▸ SOURCE:
───

And when bit packing is used, it also lets you save memory — that was the original idea.

256 x 256 * 1 (byte/health) = 65536 (bytes) = 64kb
64kb/8 = 8192 (bytes) = 8kb

I'll only describe the part related to "packing." Working with such values requires other algorithms, and sometimes that extra work can substantially slow down the whole process. The problem is similar to compression algorithms, though packing is usually a much faster process. These days the conflict between memory footprint and computing power isn't as acute as, say, twenty years ago, so the choice of what to trade for what is left to the developer.

Who are we measuring bits against?

To have something to compare with, I'll take a few well-established solutions; each has its pros and cons. And speed isn't always the deciding factor, but in my case it was the main criterion. Let me explain a bit how this part of the code even showed up in the profiler. The original algorithm used a naive placement of bools in memory — relatively fast and simple to implement, but in a fit of refactoring it was replaced with std::bitset, which ended up making it flicker periodically in the profile reports.

No packing: just store the boolean values.
std::bitset.

───

▸ INFORMATION SUPPLIED:

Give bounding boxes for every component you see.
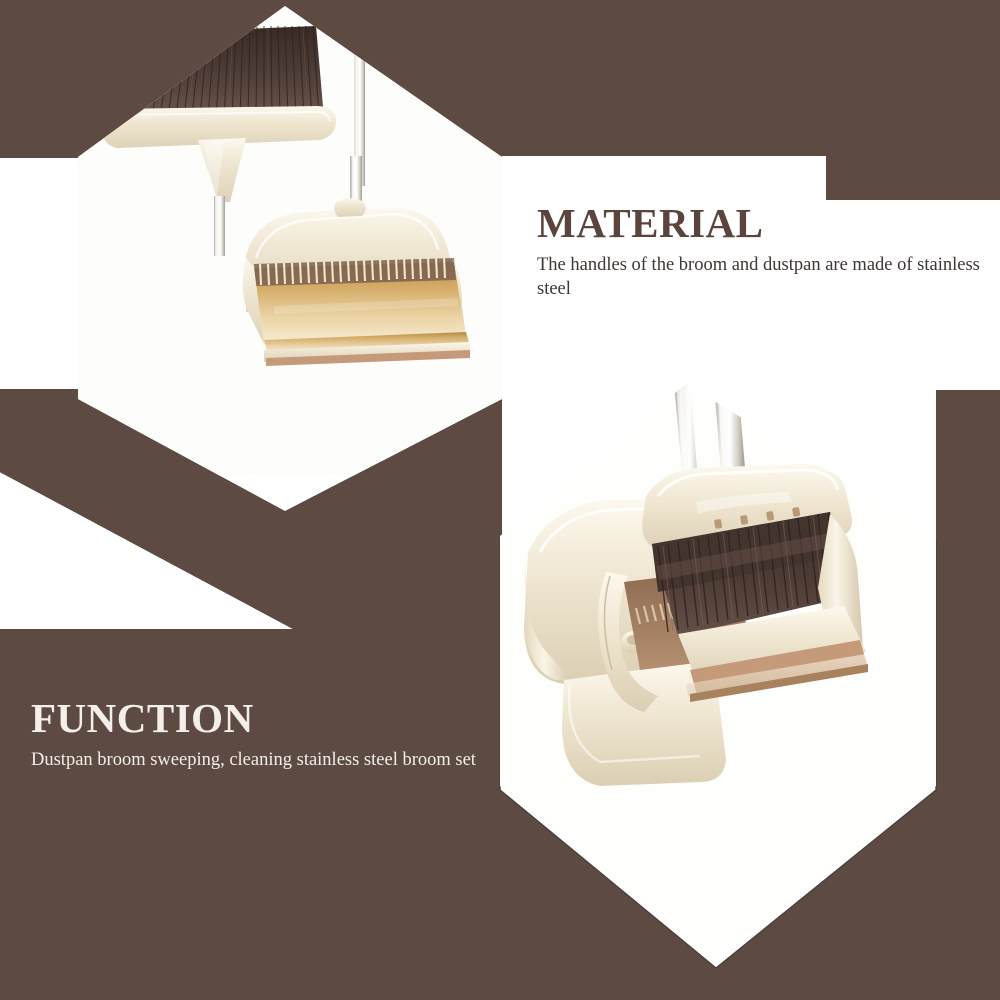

───

▸ WHAT TO WORK ON:
- a) Quote the bit-packing text word for word, starting with "To have something" and going on through "std::bitset.".
- b) According to the bit-packing text, what replaced the naive placement of bools in memory during refactoring?
The material comes from a separate source unrelated to the bit-packing text.

▸ SOLUTIONS:
- a)
To have something to compare with, I'll take a few well-established solutions; each has its pros and cons. And speed isn't always the deciding factor, but in my case it was the main criterion. Let me explain a bit how this part of the code even showed up in the profiler. The original algorithm used a naive placement of bools in memory — relatively fast and simple to implement, but in a fit of refactoring it was replaced with std::bitset, which ended up making it flicker periodically in the profile reports.

No packing: just store the boolean values.
std::bitset.

- b) std::bitset